----- RECORDS FOR THIS TASK -----
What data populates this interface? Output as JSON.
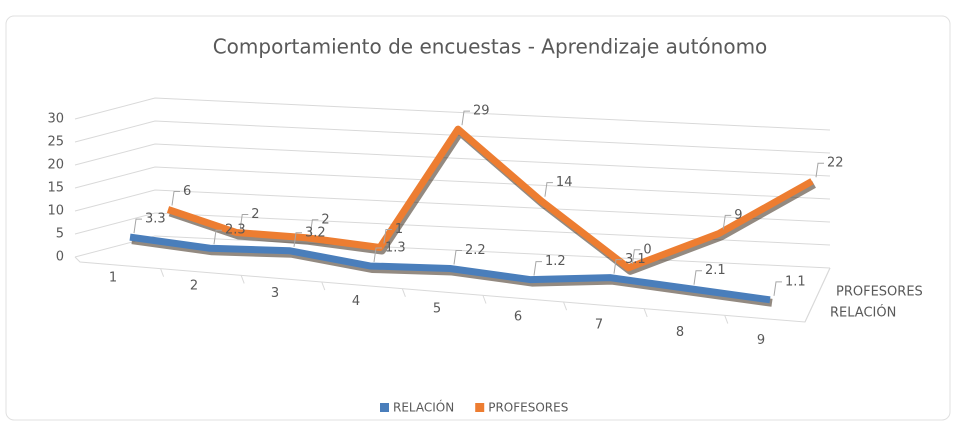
{
  "chart_data": {
    "type": "line3d",
    "title": "Comportamiento de encuestas - Aprendizaje autónomo",
    "categories": [
      "1",
      "2",
      "3",
      "4",
      "5",
      "6",
      "7",
      "8",
      "9"
    ],
    "series": [
      {
        "name": "RELACIÓN",
        "color": "#4a7ebb",
        "values": [
          3.3,
          2.3,
          3.2,
          1.3,
          2.2,
          1.2,
          3.1,
          2.1,
          1.1
        ]
      },
      {
        "name": "PROFESORES",
        "color": "#ed7d31",
        "values": [
          6,
          2,
          2,
          1,
          29,
          14,
          0,
          9,
          22
        ]
      }
    ],
    "ylim": [
      0,
      30
    ],
    "yticks": [
      0,
      5,
      10,
      15,
      20,
      25,
      30
    ],
    "grid": true,
    "legend": "bottom"
  }
}
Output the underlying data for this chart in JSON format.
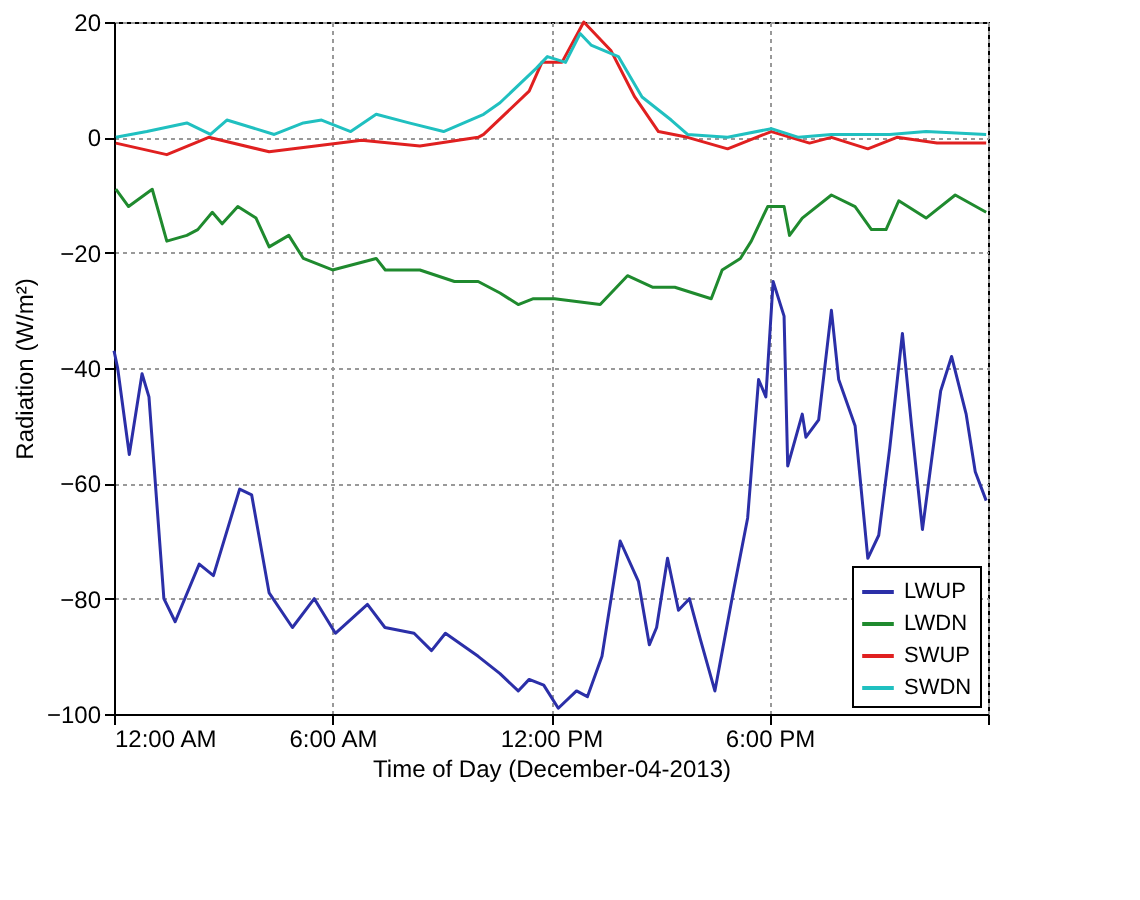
{
  "chart_data": {
    "type": "line",
    "xlabel": "Time of Day (December-04-2013)",
    "ylabel": "Radiation (W/m²)",
    "xlim": [
      0,
      24
    ],
    "xticks": [
      {
        "value": 0,
        "label": "12:00 AM"
      },
      {
        "value": 6,
        "label": "6:00 AM"
      },
      {
        "value": 12,
        "label": "12:00 PM"
      },
      {
        "value": 18,
        "label": "6:00 PM"
      },
      {
        "value": 24,
        "label": null
      }
    ],
    "ylim": [
      -100,
      20
    ],
    "yticks": [
      -100,
      -80,
      -60,
      -40,
      -20,
      0,
      20
    ],
    "grid": true,
    "legend": "bottom right",
    "line_style": "solid",
    "marker": "none",
    "series": [
      {
        "name": "LWUP",
        "color": "#2b2fa8",
        "x": [
          0,
          0.1,
          0.42,
          0.77,
          0.96,
          1.37,
          1.68,
          2.34,
          2.73,
          3.45,
          3.78,
          4.26,
          4.9,
          5.5,
          6.08,
          6.96,
          7.44,
          8.24,
          8.72,
          9.1,
          10,
          10.6,
          11.1,
          11.4,
          11.8,
          12.2,
          12.7,
          13.0,
          13.4,
          13.9,
          14.4,
          14.7,
          14.9,
          15.2,
          15.5,
          15.8,
          16.1,
          16.5,
          17.0,
          17.4,
          17.7,
          17.9,
          18.1,
          18.4,
          18.5,
          18.9,
          19.0,
          19.35,
          19.7,
          19.9,
          20.35,
          20.7,
          21.0,
          21.3,
          21.65,
          21.9,
          22.2,
          22.7,
          23.0,
          23.4,
          23.65,
          23.95
        ],
        "values": [
          -37,
          -40,
          -55,
          -41,
          -45,
          -80,
          -84,
          -74,
          -76,
          -61,
          -62,
          -79,
          -85,
          -80,
          -86,
          -81,
          -85,
          -86,
          -89,
          -86,
          -90,
          -93,
          -96,
          -94,
          -95,
          -99,
          -96,
          -97,
          -90,
          -70,
          -77,
          -88,
          -85,
          -73,
          -82,
          -80,
          -87,
          -96,
          -79,
          -66,
          -42,
          -45,
          -25,
          -31,
          -57,
          -48,
          -52,
          -49,
          -30,
          -42,
          -50,
          -73,
          -69,
          -54,
          -34,
          -50,
          -68,
          -44,
          -38,
          -48,
          -58,
          -63
        ]
      },
      {
        "name": "LWDN",
        "color": "#1f8a2e",
        "x": [
          0.05,
          0.4,
          1.05,
          1.45,
          2.0,
          2.3,
          2.7,
          2.97,
          3.4,
          3.9,
          4.26,
          4.8,
          5.2,
          6.0,
          7.2,
          7.45,
          8.4,
          9.35,
          10,
          10.6,
          11.1,
          11.5,
          12.1,
          13.35,
          14.1,
          14.8,
          15.4,
          16.4,
          16.7,
          17.2,
          17.5,
          17.95,
          18.4,
          18.55,
          18.9,
          19.7,
          20.35,
          20.8,
          21.2,
          21.55,
          22.3,
          23.1,
          23.95
        ],
        "values": [
          -9,
          -12,
          -9,
          -18,
          -17,
          -16,
          -13,
          -15,
          -12,
          -14,
          -19,
          -17,
          -21,
          -23,
          -21,
          -23,
          -23,
          -25,
          -25,
          -27,
          -29,
          -28,
          -28,
          -29,
          -24,
          -26,
          -26,
          -28,
          -23,
          -21,
          -18,
          -12,
          -12,
          -17,
          -14,
          -10,
          -12,
          -16,
          -16,
          -11,
          -14,
          -10,
          -13
        ]
      },
      {
        "name": "SWUP",
        "color": "#e02020",
        "x": [
          0.05,
          1.45,
          2.6,
          4.26,
          6.8,
          8.4,
          10,
          10.15,
          11.4,
          11.75,
          12.3,
          12.9,
          13.65,
          14.3,
          14.95,
          15.75,
          16.85,
          18.05,
          19.1,
          19.7,
          20.7,
          21.5,
          22.6,
          23.95
        ],
        "values": [
          -1,
          -3,
          0,
          -2.5,
          -0.5,
          -1.5,
          0,
          0.5,
          8,
          13,
          13,
          20,
          15,
          7,
          1,
          0,
          -2,
          1,
          -1,
          0,
          -2,
          0,
          -1,
          -1
        ]
      },
      {
        "name": "SWDN",
        "color": "#20c0c0",
        "x": [
          0.05,
          0.9,
          2.0,
          2.65,
          3.1,
          4.4,
          5.2,
          5.7,
          6.5,
          7.2,
          8.1,
          9.05,
          10.15,
          10.6,
          11.6,
          11.9,
          12.4,
          12.8,
          13.1,
          13.85,
          14.5,
          15.3,
          15.75,
          16.85,
          18.05,
          18.8,
          19.7,
          21.3,
          22.3,
          23.95
        ],
        "values": [
          0,
          1,
          2.5,
          0.5,
          3,
          0.5,
          2.5,
          3,
          1,
          4,
          2.5,
          1,
          4,
          6,
          12,
          14,
          13,
          18,
          16,
          14,
          7,
          3,
          0.5,
          0,
          1.5,
          0,
          0.5,
          0.5,
          1,
          0.5
        ]
      }
    ]
  }
}
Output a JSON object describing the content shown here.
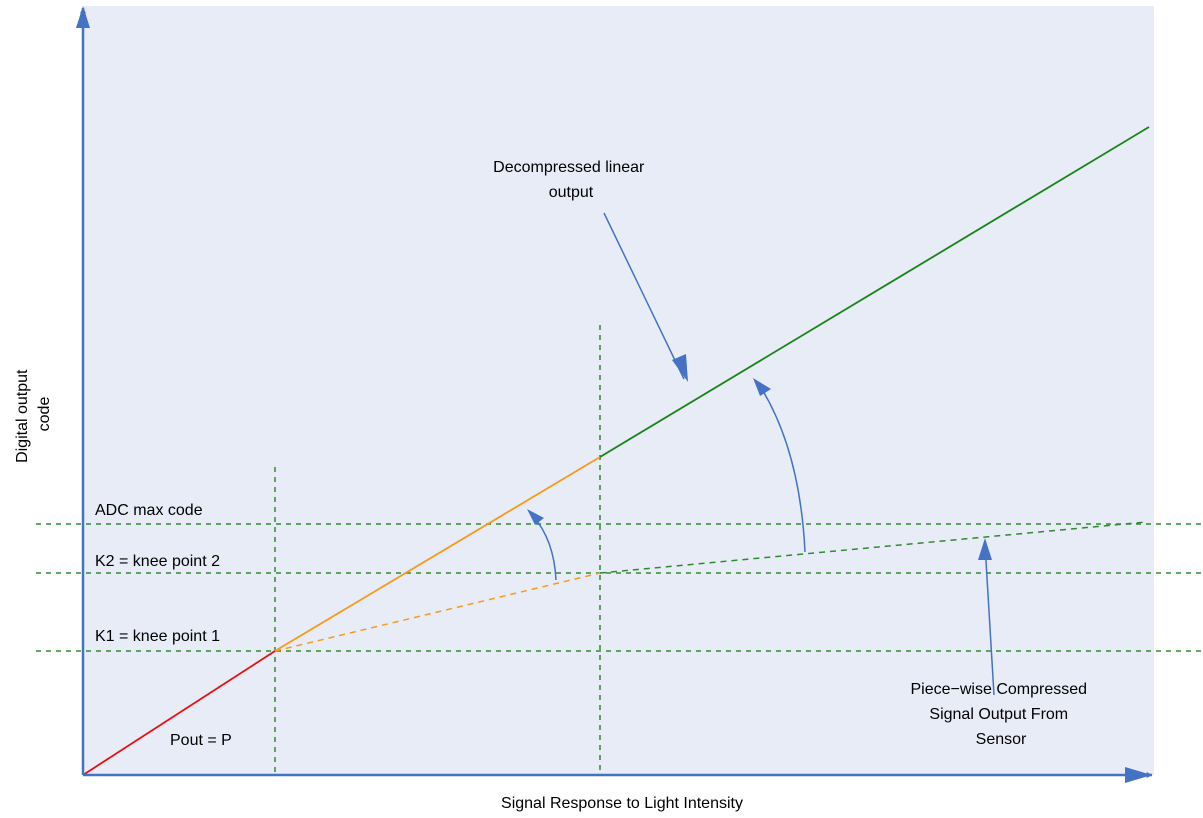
{
  "diagram": {
    "y_axis_label": [
      "Digital output",
      "code"
    ],
    "x_axis_label": "Signal Response to Light Intensity",
    "label_adc_max": "ADC max code",
    "label_k2": "K2 = knee point 2",
    "label_k1": "K1 = knee point 1",
    "label_pout": "Pout = P",
    "callout_decompressed": [
      "Decompressed linear",
      "output"
    ],
    "callout_piecewise": [
      "Piece−wise Compressed",
      "Signal Output From",
      "Sensor"
    ]
  },
  "colors": {
    "plot_background": "#E8ECF7",
    "axis": "#4472C4",
    "guide_line": "#2E8B2E",
    "segment_1": "#E81010",
    "segment_2": "#F59A1B",
    "segment_3": "#168416",
    "callout_arrow": "#4472C4"
  }
}
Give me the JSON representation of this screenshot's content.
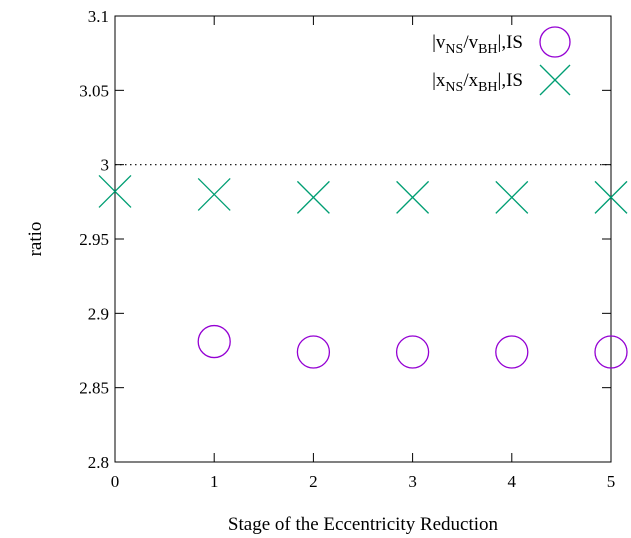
-----
- WHAT YOU NEED TO DO:
Restate word for word the lines above that start at the line containing "Output a JSON" and run to the end of the listing; exclude the pictures.

- THE OUTPUT:
Output a JSON object describing the content shown here.
{
  "diagram": {
    "y_axis_label": [
      "Digital output",
      "code"
    ],
    "x_axis_label": "Signal Response to Light Intensity",
    "label_adc_max": "ADC max code",
    "label_k2": "K2 = knee point 2",
    "label_k1": "K1 = knee point 1",
    "label_pout": "Pout = P",
    "callout_decompressed": [
      "Decompressed linear",
      "output"
    ],
    "callout_piecewise": [
      "Piece−wise Compressed",
      "Signal Output From",
      "Sensor"
    ]
  },
  "colors": {
    "plot_background": "#E8ECF7",
    "axis": "#4472C4",
    "guide_line": "#2E8B2E",
    "segment_1": "#E81010",
    "segment_2": "#F59A1B",
    "segment_3": "#168416",
    "callout_arrow": "#4472C4"
  }
}
Give me the JSON representation of this screenshot's content.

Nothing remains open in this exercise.